▸ **GIVEN PROBLEM**
Find the lines that contain the word "Beach" and copy each one.

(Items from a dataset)
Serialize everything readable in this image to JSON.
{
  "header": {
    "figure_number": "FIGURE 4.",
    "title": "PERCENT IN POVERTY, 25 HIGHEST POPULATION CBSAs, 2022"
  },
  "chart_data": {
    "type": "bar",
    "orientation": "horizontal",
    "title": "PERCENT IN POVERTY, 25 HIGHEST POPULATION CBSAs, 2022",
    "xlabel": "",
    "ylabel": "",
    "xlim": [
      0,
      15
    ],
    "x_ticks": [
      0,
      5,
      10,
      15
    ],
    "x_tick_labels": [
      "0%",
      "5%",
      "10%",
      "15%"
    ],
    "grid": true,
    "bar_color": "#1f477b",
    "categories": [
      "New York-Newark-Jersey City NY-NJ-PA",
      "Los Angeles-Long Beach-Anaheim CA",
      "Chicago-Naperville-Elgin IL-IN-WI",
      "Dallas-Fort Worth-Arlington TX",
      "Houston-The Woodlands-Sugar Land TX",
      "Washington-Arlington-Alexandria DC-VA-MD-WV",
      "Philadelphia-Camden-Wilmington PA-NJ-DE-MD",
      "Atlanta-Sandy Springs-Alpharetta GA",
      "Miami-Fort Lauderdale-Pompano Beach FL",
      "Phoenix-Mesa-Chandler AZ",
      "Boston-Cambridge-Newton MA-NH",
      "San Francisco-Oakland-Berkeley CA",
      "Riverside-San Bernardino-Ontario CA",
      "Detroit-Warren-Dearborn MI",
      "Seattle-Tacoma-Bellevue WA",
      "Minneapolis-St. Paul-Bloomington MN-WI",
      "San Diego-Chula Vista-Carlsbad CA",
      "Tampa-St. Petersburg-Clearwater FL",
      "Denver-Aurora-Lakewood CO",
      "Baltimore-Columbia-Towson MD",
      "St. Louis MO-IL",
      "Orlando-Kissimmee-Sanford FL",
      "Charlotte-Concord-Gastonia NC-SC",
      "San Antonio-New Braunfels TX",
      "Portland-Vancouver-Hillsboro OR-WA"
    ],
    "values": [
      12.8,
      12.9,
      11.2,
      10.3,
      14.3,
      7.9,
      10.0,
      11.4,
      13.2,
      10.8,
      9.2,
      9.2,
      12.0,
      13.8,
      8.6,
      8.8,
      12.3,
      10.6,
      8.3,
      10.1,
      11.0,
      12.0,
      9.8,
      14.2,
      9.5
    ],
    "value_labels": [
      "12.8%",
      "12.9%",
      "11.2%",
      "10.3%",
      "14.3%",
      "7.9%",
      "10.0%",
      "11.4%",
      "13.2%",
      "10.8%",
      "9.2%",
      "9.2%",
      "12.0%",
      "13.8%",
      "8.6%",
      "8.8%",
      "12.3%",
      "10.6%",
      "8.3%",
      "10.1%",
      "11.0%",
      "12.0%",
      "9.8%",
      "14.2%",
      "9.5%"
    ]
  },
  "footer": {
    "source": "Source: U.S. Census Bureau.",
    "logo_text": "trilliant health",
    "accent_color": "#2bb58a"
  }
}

* * *

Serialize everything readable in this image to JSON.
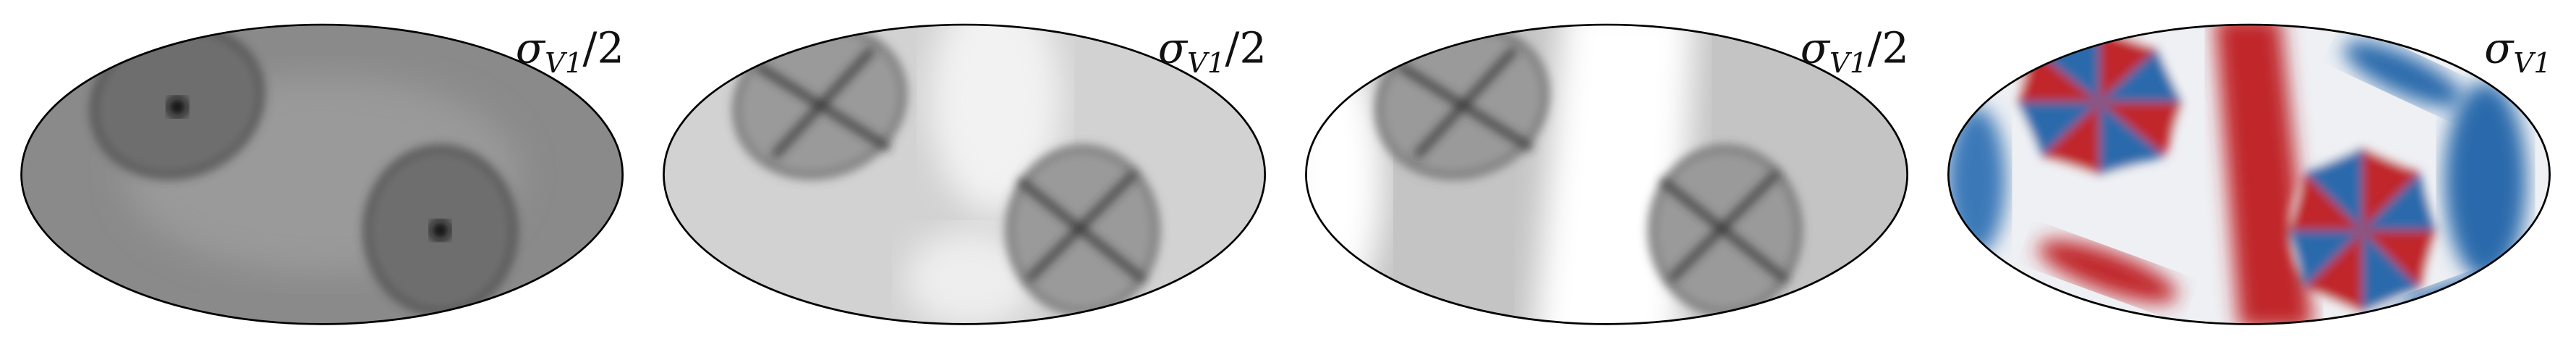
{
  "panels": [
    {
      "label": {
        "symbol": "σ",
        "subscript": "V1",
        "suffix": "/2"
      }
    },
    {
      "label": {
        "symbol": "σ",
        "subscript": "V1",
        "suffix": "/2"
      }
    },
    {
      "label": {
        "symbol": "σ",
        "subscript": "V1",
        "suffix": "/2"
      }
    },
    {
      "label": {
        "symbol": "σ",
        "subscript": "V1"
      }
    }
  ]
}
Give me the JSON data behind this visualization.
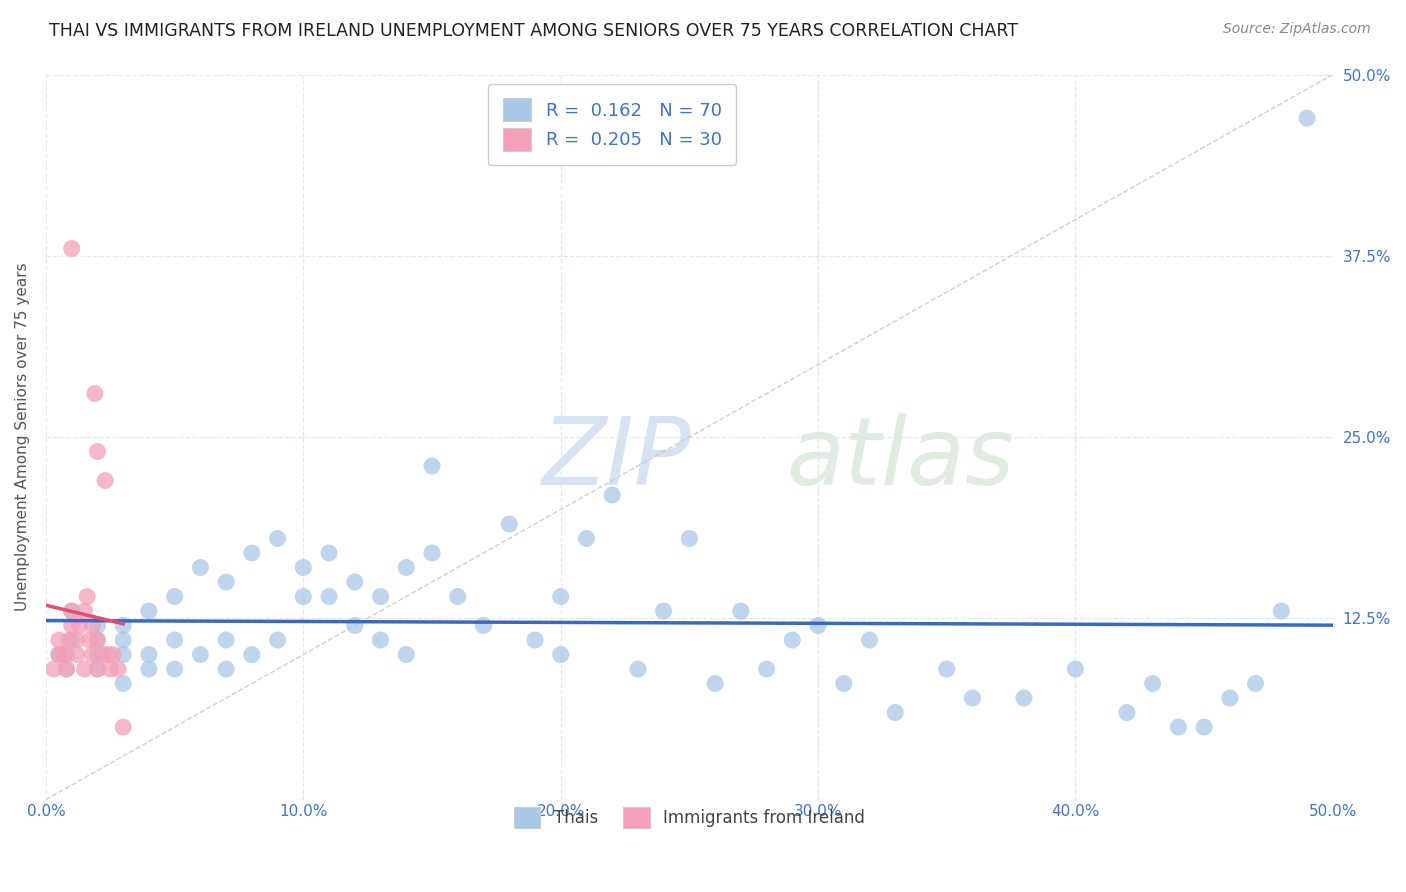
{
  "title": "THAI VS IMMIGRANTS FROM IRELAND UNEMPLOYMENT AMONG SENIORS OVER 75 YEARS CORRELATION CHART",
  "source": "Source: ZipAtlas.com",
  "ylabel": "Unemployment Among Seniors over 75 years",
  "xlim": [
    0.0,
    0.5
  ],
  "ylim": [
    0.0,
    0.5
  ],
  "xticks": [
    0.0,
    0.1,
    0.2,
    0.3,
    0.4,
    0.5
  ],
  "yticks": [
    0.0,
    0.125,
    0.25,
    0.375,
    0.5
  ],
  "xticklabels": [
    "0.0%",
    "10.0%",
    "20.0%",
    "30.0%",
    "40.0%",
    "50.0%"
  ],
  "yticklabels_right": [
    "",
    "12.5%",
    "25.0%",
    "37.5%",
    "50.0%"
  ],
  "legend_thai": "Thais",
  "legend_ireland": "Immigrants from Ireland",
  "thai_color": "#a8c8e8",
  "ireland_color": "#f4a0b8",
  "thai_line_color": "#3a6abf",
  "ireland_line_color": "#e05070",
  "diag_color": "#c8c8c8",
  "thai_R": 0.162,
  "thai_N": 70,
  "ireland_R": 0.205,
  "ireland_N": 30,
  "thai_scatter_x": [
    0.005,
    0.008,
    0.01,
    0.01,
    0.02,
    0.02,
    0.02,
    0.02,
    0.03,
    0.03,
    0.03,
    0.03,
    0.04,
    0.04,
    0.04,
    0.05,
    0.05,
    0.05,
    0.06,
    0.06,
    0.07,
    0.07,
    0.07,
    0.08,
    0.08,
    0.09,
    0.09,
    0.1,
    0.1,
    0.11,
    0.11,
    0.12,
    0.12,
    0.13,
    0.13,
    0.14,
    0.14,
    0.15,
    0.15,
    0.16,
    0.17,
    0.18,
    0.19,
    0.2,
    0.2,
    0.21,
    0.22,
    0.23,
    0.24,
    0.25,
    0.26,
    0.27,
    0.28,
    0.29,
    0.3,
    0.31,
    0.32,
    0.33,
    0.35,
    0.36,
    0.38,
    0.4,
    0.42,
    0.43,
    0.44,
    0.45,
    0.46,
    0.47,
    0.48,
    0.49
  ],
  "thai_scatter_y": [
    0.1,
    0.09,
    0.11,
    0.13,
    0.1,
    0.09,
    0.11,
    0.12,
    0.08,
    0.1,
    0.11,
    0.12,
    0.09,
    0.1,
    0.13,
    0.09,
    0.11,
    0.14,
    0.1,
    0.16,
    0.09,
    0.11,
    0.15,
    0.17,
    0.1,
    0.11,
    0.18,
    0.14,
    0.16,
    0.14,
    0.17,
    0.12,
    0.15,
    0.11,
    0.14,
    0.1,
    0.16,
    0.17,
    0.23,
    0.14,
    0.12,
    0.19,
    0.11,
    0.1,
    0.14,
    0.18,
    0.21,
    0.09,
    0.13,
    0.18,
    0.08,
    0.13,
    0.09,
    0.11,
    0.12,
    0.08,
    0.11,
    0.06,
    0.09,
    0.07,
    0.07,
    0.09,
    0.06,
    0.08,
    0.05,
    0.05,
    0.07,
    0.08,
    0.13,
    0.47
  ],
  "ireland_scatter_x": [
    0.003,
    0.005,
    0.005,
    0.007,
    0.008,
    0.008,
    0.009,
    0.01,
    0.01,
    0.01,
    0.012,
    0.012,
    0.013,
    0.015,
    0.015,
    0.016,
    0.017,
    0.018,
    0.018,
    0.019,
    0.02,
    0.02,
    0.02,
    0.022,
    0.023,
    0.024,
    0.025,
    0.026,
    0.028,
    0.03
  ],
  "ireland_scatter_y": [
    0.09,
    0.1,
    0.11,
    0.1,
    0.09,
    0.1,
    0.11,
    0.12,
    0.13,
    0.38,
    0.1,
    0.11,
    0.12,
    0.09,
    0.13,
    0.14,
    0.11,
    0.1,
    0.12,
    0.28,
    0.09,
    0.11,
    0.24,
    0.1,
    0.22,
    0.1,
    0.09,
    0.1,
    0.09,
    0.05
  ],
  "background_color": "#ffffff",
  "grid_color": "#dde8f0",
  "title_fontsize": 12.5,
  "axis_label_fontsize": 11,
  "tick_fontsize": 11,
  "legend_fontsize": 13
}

==

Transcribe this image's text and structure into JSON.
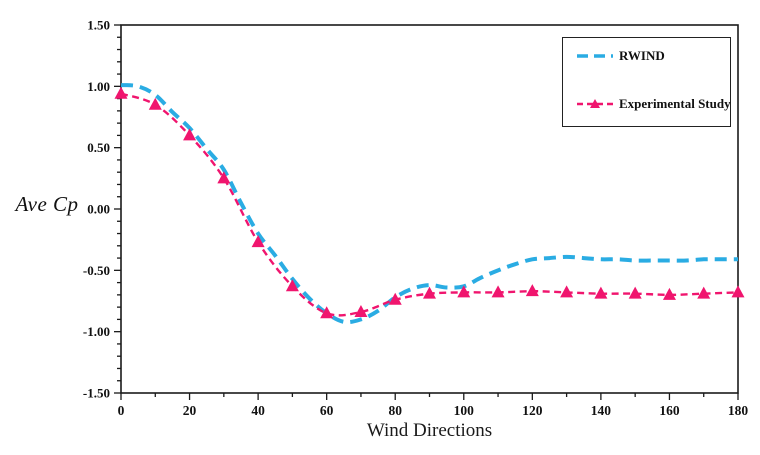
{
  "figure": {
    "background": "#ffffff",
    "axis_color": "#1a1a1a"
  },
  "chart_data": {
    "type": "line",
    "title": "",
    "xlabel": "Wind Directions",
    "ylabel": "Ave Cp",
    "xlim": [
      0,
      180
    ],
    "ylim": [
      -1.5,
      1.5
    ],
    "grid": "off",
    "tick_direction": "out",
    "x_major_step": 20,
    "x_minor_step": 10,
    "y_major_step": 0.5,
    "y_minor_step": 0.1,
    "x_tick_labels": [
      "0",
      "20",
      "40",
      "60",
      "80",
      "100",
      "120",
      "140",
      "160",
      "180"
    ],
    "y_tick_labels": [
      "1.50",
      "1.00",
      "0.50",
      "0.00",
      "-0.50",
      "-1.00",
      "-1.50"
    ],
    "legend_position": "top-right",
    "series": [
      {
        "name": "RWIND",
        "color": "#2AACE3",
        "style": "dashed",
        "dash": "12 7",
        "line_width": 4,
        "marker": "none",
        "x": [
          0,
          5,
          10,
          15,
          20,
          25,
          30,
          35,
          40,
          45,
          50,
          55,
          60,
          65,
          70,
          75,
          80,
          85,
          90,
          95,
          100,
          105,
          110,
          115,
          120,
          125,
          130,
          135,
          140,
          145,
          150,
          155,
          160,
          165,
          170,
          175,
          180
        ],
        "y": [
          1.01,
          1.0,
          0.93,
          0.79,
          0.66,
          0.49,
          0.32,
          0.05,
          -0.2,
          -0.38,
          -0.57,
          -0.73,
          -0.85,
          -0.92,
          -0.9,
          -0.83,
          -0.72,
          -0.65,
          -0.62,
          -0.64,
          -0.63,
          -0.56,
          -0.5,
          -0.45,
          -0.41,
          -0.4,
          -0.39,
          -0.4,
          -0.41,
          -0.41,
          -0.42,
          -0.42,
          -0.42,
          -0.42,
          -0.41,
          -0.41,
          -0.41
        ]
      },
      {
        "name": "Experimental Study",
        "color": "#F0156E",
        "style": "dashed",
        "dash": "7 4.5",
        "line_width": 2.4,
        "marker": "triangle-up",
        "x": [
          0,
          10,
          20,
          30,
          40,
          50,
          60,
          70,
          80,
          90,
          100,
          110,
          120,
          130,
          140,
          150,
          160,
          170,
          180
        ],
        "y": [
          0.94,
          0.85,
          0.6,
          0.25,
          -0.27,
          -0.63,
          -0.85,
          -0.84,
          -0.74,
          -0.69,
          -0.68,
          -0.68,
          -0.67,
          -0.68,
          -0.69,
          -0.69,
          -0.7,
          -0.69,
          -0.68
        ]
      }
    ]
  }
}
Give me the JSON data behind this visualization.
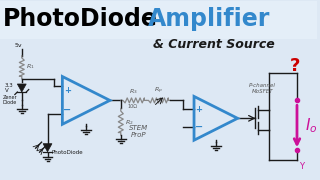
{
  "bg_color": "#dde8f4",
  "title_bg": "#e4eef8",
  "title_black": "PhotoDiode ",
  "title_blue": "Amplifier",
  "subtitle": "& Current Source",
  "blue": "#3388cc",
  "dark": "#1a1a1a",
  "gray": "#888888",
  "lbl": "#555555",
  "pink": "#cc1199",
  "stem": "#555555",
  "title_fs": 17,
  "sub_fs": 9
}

▸ **EXERCISE ANSWER**
      "Los Angeles-Long Beach-Anaheim CA",
      "Miami-Fort Lauderdale-Pompano Beach FL",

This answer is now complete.